• **WHAT IS NEEDED**
Scan the records for the string "this"; copy each line where it occurs.

━━ INPUT RECORDS

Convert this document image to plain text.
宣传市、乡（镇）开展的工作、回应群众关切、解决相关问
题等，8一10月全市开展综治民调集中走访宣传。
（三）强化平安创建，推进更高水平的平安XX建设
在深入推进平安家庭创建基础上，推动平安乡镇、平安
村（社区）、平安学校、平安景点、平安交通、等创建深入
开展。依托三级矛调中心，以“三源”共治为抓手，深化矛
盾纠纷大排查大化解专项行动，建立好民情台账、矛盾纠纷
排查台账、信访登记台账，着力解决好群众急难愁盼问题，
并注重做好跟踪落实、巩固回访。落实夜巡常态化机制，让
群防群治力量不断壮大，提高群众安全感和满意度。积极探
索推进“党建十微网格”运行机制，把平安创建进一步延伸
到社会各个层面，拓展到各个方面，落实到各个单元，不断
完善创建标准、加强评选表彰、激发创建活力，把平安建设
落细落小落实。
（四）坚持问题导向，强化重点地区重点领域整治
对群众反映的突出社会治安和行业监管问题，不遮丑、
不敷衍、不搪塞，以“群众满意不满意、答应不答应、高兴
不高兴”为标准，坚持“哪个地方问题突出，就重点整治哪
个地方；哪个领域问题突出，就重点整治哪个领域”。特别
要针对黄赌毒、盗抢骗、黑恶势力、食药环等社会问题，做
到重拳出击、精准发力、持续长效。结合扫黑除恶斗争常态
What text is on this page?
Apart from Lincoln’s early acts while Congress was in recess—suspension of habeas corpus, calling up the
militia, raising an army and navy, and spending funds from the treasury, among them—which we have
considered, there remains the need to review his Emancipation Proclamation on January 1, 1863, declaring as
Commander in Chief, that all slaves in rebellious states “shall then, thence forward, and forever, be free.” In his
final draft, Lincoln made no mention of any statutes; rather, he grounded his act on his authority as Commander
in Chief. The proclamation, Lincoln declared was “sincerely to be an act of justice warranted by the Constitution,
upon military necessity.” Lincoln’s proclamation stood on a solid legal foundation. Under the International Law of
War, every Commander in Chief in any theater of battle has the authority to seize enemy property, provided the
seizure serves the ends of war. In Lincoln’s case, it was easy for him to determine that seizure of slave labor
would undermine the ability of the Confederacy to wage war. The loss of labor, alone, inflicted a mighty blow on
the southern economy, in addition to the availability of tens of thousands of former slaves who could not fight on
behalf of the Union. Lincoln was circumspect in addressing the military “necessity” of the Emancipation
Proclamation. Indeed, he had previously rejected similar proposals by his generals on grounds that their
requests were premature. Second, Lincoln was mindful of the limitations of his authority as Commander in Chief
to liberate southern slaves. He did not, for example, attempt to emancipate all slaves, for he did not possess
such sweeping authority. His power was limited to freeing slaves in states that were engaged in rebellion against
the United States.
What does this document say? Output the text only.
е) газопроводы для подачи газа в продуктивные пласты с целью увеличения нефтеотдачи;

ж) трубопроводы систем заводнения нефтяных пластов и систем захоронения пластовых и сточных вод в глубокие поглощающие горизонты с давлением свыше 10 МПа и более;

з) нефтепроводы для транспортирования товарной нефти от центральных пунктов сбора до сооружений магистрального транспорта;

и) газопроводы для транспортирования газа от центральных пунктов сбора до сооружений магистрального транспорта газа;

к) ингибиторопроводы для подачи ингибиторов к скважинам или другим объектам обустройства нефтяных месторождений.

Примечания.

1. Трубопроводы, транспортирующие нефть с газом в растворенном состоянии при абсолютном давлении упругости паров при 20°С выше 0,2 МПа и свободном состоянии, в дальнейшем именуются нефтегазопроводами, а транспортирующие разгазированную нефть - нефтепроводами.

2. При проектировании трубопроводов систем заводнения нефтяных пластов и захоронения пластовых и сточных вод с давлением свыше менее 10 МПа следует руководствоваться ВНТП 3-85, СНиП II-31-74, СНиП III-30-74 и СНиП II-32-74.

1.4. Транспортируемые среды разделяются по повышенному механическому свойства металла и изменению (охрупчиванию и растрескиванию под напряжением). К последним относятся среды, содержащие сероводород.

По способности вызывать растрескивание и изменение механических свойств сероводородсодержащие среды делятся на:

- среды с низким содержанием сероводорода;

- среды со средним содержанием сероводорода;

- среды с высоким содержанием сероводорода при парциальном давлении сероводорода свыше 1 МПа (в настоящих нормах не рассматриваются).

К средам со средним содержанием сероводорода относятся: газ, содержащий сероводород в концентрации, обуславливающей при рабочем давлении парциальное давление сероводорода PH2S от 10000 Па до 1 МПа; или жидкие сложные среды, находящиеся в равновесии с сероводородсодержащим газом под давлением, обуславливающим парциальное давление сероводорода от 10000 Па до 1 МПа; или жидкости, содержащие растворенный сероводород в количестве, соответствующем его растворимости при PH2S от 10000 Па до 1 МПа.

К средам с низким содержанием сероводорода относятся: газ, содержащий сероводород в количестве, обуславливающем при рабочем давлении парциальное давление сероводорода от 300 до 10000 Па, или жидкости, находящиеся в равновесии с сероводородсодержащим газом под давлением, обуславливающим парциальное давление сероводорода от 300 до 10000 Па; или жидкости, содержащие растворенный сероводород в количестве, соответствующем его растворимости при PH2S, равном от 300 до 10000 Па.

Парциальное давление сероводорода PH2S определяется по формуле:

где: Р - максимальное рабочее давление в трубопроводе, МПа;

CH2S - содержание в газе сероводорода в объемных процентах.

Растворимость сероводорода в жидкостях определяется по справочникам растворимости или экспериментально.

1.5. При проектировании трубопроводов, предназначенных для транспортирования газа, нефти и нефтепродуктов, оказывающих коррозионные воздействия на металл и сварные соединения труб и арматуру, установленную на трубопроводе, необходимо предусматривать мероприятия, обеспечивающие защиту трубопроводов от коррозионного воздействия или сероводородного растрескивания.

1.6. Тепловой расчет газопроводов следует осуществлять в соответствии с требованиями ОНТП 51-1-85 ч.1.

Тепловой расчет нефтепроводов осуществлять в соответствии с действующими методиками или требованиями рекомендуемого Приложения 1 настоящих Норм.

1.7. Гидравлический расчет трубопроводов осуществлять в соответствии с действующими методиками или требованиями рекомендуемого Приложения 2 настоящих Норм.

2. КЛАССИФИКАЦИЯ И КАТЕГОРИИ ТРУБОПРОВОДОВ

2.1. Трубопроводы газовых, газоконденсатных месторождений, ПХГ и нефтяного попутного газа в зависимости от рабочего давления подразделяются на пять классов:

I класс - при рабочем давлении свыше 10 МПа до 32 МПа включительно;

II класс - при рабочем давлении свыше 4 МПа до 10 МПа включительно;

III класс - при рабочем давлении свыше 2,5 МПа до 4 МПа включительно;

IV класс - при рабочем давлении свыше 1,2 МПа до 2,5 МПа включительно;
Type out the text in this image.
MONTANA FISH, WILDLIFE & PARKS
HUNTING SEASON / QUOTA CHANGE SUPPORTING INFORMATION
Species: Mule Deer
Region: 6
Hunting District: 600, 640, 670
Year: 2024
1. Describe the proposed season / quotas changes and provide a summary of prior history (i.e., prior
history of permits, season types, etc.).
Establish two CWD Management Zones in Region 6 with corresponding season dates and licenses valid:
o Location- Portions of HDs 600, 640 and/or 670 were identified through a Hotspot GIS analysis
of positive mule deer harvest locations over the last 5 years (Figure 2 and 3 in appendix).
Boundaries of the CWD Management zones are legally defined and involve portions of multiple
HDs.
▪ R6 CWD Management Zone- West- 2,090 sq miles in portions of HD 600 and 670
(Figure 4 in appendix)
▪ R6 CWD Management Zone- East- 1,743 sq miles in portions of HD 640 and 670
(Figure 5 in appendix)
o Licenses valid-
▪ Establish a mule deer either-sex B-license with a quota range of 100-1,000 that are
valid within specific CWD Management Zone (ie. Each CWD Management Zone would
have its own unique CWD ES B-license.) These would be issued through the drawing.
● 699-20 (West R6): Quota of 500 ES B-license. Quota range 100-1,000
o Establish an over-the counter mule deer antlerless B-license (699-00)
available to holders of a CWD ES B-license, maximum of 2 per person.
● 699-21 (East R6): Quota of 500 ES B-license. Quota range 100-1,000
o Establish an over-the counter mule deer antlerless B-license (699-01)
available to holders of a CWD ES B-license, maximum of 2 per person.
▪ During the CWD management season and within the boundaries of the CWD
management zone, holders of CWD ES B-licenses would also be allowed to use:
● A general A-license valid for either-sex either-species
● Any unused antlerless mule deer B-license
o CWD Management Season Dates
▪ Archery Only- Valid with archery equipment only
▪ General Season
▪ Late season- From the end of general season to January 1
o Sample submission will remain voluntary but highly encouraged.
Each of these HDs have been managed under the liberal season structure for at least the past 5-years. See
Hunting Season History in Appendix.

━━━━

• **ANSWER IN FULL**
Convert this document image to plain text.
What text is on this page?
What does this document say? Output the text only.
Type out the text in this image.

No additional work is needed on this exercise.